ZU ERLEDIGENDE AUFGABEN -
A - Welche Klausel bezeichnet Russell Miller im Interview über Trumps Immunität als den wahrscheinlich einzigen Text, der einen Fingerzeig geben kann?
B - Liste sämtliche Zeitangaben (Jahreszahlen, Datumsangaben und Uhrzeiten) aus dem Interview über Trumps Immunität auf.
C - Führe das Interview über Trumps Immunität im Anschluss an seinen letzten Satz fort.

DOKUMENT -
Donald Trump bei einer Rede am Tag des Sturms auf das Kapitol 2021
interview

Trump-Fall vor Supreme Court "Absolute Immunität ist eigentlich unvorstellbar"

Stand: 25.04.2024 15:24 Uhr

Dass sich das oberste US-Gericht mit der Immunität von Ex-US-Präsident Trump befasst, könnte eine Verzögerungstaktik sein, sagt der US-Jurist Russell Miller im Interview mit tagesschau.de. Doch der Ausgang des Prozesses sei ungewiss.

tagesschau.de: Auf welcher Grundlage verhandeln die Richter eigentlich?

Russell Miller: Es gibt nichts Explizites in der Verfassung zum Thema Immunität des Präsidenten. Wahrscheinlich ist der einzige Text, der einen Fingerzeig geben kann, die Amtsenthebungsklausel. Die besagt, dass der Präsident nach einer Anklage des Repräsentantenhauses und einer darauffolgenden Verurteilung aus dem Amt entfernt werden kann.

Datenauflistung:

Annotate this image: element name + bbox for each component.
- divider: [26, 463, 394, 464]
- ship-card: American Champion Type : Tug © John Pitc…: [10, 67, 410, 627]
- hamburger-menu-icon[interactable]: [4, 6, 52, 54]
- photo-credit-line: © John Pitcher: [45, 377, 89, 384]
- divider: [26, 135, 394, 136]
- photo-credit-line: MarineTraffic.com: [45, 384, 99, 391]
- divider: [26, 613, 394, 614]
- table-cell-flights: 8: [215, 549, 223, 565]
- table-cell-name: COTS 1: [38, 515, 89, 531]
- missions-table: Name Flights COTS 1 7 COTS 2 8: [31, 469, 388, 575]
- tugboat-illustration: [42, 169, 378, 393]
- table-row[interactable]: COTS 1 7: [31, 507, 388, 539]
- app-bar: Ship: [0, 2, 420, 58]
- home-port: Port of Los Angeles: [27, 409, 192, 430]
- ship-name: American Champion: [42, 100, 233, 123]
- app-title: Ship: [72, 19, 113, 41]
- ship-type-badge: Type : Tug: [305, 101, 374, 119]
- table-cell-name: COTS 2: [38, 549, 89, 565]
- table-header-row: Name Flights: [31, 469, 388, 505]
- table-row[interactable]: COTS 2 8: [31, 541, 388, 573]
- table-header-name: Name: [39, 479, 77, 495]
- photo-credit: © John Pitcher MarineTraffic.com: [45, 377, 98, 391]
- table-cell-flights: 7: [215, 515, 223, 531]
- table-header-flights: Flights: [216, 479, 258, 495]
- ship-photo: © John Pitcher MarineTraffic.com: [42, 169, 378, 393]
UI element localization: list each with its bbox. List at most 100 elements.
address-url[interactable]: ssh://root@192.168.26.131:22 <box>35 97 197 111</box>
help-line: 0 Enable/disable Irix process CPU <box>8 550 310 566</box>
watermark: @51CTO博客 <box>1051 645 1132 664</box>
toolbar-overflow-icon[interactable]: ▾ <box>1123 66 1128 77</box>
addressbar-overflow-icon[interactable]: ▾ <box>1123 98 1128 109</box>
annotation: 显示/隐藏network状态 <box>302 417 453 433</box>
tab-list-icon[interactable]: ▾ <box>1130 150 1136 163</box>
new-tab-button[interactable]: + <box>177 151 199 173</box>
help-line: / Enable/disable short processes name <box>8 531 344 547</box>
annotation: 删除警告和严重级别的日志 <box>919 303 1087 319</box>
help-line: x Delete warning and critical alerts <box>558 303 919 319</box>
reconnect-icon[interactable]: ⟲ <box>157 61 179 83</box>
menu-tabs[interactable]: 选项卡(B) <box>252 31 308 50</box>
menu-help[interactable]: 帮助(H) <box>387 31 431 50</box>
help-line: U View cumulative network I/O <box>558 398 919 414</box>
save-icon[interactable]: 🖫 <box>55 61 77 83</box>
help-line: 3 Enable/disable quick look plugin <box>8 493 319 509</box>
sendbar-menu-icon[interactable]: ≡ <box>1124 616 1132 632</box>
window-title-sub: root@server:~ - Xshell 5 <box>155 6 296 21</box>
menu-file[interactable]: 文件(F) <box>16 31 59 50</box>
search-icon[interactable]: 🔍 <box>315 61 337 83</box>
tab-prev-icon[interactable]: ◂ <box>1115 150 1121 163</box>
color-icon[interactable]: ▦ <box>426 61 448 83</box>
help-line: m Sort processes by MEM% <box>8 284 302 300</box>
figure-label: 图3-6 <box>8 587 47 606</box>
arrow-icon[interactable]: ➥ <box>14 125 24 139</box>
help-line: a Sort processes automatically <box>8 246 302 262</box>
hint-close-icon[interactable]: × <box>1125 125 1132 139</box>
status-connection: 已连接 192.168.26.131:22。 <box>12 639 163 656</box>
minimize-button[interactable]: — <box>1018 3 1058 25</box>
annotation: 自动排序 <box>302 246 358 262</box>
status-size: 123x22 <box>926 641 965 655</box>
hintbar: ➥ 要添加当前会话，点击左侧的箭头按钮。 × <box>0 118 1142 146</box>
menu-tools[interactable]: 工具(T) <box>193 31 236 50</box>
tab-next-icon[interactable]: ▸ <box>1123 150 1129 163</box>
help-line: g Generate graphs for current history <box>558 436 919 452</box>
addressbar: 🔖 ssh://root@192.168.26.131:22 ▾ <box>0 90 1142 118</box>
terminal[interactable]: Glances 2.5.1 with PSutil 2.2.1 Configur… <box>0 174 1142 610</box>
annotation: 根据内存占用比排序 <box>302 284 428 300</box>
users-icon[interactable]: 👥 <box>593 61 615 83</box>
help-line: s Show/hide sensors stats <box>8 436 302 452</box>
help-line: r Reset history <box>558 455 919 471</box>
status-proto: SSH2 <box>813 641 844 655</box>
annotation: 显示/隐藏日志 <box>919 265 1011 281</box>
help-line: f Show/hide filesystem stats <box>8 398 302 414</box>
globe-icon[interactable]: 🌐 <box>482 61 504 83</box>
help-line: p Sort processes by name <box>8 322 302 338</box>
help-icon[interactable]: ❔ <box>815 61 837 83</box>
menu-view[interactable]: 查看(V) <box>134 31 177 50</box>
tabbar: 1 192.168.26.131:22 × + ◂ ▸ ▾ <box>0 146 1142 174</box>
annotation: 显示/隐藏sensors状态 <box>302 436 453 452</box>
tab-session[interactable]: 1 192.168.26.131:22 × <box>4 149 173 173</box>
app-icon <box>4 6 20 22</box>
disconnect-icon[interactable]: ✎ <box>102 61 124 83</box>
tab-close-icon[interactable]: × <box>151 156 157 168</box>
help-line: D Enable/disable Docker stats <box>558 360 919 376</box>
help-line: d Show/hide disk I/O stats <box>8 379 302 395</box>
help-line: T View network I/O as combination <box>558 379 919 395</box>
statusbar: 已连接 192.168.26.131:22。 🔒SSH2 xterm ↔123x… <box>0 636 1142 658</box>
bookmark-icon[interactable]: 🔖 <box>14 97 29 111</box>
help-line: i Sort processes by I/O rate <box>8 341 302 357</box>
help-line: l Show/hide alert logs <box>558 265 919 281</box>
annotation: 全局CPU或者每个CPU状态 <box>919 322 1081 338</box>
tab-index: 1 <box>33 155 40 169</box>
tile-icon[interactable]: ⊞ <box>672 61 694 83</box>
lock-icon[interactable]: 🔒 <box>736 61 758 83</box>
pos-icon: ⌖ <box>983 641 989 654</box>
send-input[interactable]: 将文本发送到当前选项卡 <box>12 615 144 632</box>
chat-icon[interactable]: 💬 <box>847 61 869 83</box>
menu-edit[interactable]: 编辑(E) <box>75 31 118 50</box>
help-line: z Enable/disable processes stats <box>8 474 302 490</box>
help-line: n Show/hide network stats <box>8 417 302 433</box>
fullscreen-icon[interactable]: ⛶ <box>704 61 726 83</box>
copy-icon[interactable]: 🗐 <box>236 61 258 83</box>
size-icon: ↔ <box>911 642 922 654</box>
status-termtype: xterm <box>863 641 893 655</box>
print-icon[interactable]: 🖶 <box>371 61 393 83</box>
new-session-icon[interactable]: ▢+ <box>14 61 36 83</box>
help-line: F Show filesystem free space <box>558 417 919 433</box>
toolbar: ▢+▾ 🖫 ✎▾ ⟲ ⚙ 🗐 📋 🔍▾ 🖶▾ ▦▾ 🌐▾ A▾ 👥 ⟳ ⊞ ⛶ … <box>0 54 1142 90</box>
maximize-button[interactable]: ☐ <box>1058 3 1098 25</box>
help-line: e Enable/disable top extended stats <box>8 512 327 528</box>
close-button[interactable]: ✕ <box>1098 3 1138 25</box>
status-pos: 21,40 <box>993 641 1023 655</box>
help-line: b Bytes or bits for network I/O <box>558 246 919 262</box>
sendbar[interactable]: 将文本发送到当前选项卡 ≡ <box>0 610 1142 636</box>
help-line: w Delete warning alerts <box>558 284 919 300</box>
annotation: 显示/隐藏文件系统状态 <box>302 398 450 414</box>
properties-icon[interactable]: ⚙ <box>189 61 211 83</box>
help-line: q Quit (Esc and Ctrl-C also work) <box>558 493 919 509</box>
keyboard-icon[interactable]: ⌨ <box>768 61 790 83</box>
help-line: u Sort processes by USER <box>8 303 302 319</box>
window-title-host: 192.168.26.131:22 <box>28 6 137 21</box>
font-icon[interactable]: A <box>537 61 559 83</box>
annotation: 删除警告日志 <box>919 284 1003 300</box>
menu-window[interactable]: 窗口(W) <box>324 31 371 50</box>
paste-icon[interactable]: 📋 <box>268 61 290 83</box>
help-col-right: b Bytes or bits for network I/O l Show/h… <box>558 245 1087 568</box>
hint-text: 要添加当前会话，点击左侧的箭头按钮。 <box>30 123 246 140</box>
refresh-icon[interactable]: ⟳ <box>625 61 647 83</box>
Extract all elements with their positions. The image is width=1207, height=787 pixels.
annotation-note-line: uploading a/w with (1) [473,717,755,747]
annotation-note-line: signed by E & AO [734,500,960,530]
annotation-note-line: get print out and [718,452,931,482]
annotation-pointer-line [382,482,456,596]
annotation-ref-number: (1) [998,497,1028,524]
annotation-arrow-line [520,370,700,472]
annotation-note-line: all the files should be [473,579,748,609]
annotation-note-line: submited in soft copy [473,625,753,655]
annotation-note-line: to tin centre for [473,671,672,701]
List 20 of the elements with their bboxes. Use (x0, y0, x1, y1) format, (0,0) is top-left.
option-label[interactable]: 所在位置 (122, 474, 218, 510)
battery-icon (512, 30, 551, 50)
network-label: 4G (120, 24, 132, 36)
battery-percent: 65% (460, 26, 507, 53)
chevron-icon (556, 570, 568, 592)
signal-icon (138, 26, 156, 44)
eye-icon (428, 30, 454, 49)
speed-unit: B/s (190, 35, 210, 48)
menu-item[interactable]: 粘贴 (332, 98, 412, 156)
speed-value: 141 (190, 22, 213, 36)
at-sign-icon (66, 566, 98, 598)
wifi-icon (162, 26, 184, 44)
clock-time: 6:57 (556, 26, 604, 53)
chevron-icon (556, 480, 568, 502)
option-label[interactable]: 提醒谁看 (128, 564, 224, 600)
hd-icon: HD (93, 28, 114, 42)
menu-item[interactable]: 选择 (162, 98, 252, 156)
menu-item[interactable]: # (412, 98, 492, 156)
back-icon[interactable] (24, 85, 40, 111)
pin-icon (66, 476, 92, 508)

LÖSUNGEN -
A - Die Amtsenthebungsklausel.

B - 2021, 25.04.2024, 15:24 Uhr

C -
Trumps Anwälte argumentieren, dass das die einzige Grundlage ist, auf der gegen den Präsidenten ermittelt werden kann. Aber die Amtsenthebungsklausel schließt ein späteres Strafverfahren nicht ausdrücklich aus. Dieser sehr kurze Text bedarf also einer Auslegung: Was haben sich die Gründerväter dabei gedacht? Aber auch da haben wir nicht viel, mit dem wir arbeiten können.

Es gibt einige Hinweise darauf, dass Benjamin Franklin diese Probleme vorhersah und vorschlug, dass es keine Immunität für den Präsidenten geben sollte. Unser Verfassungsexperiment beruht weitgehend auf der Idee der bürgerlichen Tugend und der Prämisse, dass eine öffentliche Person das Beste für das Land tut - und nicht, dass dieser tugendhafte Bürger auch das Gesetz bricht. Die Gründerväter hätten sich dieses Szenario wahrscheinlich nicht einmal vorstellen können!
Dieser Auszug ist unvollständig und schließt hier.